-- REQUEST --
Copy, from the entries below, each line in which the string "type" appears.
━━━━━━━━━━━━━━━━
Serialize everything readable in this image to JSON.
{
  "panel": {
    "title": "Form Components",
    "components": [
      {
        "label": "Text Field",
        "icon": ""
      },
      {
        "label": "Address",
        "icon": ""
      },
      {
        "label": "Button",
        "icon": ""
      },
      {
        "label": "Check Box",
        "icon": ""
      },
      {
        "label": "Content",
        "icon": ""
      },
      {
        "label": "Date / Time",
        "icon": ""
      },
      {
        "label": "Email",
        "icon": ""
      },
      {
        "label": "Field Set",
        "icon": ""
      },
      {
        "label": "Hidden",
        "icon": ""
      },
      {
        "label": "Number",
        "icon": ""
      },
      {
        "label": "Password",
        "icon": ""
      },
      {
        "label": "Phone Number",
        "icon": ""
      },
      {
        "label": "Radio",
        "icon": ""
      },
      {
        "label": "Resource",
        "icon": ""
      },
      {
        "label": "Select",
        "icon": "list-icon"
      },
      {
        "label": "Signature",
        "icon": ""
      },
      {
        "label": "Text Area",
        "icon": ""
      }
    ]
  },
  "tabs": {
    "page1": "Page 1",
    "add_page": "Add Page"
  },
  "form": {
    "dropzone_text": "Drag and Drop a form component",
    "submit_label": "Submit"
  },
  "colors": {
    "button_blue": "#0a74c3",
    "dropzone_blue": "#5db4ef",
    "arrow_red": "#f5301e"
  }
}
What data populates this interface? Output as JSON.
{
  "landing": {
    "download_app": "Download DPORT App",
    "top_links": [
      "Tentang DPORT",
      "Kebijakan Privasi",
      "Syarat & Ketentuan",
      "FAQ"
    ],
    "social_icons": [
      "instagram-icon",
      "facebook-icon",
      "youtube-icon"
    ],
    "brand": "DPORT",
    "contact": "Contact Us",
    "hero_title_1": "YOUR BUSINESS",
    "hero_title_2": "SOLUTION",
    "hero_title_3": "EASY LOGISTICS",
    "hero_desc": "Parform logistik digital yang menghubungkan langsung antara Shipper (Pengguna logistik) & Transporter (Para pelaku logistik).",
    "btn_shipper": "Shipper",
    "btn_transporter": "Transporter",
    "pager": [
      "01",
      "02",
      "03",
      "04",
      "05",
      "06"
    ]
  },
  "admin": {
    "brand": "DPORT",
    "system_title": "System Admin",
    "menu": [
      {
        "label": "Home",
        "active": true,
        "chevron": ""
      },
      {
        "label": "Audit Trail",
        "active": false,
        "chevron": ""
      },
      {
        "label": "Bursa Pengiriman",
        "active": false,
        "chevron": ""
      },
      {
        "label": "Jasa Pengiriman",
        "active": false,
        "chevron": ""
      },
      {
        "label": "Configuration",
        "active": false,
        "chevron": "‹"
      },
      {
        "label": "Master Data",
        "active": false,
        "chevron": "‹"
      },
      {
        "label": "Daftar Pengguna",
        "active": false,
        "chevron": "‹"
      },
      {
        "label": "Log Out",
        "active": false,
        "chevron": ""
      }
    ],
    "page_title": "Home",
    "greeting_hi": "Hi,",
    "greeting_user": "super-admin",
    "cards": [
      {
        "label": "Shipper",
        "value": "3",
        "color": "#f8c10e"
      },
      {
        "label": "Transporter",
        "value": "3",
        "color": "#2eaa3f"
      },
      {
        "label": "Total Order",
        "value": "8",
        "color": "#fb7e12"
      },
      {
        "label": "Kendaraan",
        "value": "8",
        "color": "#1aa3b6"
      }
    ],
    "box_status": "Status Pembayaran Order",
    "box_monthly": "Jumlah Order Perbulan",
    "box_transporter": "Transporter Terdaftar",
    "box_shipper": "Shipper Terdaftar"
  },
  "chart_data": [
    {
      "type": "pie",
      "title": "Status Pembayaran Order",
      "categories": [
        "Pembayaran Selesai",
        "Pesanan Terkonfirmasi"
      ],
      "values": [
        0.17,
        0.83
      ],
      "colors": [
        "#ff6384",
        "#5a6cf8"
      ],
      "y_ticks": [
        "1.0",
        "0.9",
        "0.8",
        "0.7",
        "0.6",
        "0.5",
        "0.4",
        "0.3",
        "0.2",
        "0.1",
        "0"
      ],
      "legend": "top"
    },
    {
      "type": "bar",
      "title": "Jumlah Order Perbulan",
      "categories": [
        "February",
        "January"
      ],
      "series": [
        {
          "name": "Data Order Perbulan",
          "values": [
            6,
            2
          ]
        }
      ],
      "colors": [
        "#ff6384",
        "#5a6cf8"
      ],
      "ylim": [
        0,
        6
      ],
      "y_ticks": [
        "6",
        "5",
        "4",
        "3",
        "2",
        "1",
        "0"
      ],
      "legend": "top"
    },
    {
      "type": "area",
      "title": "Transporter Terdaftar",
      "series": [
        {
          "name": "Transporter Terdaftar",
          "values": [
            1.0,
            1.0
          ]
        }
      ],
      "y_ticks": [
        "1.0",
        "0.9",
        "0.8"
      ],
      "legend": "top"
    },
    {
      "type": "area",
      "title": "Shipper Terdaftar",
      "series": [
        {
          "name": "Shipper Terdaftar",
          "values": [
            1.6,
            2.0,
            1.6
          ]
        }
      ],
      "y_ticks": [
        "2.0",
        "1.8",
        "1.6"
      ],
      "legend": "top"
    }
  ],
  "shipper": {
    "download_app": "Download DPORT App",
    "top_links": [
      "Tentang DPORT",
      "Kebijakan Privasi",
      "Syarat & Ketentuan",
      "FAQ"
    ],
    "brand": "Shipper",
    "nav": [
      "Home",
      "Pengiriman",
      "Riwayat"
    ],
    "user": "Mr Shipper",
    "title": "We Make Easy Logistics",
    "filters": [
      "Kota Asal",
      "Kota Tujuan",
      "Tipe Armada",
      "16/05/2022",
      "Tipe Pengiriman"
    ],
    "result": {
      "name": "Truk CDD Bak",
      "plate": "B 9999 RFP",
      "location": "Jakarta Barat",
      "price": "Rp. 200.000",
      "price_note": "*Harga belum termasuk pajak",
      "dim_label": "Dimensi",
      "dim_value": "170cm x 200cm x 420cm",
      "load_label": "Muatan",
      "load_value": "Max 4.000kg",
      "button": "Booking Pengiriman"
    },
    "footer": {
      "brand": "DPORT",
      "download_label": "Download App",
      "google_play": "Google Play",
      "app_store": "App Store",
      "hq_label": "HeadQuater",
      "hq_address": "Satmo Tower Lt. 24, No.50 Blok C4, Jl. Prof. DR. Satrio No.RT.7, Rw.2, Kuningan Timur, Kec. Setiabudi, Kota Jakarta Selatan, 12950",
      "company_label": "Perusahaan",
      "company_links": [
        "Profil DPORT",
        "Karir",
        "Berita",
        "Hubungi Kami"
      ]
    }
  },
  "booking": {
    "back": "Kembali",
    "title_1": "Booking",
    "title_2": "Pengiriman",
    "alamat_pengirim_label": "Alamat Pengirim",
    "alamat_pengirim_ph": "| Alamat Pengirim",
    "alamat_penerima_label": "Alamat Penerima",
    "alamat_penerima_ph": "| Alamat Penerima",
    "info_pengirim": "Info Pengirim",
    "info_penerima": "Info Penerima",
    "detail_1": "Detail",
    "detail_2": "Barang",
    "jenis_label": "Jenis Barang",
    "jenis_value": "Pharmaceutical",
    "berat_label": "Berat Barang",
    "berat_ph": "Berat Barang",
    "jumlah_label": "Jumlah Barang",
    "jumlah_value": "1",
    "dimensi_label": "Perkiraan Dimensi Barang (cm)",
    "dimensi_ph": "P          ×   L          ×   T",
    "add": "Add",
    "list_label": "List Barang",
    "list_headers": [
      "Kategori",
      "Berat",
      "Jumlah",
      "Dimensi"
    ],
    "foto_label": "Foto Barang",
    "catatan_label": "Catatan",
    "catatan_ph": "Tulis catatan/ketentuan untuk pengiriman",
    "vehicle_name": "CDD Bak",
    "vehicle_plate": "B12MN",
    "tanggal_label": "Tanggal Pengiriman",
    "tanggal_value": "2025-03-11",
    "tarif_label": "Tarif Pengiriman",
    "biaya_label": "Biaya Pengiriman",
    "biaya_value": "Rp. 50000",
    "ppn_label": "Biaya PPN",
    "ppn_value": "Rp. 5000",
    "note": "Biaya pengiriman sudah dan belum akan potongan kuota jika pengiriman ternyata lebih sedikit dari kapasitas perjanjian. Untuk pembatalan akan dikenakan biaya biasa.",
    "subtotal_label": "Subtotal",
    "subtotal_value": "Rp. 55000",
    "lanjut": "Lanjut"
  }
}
━━━━━━━━━━━━━━━━
-- FULL ANSWER --
      "type": "pie",
      "type": "bar",
      "type": "area",
      "type": "area",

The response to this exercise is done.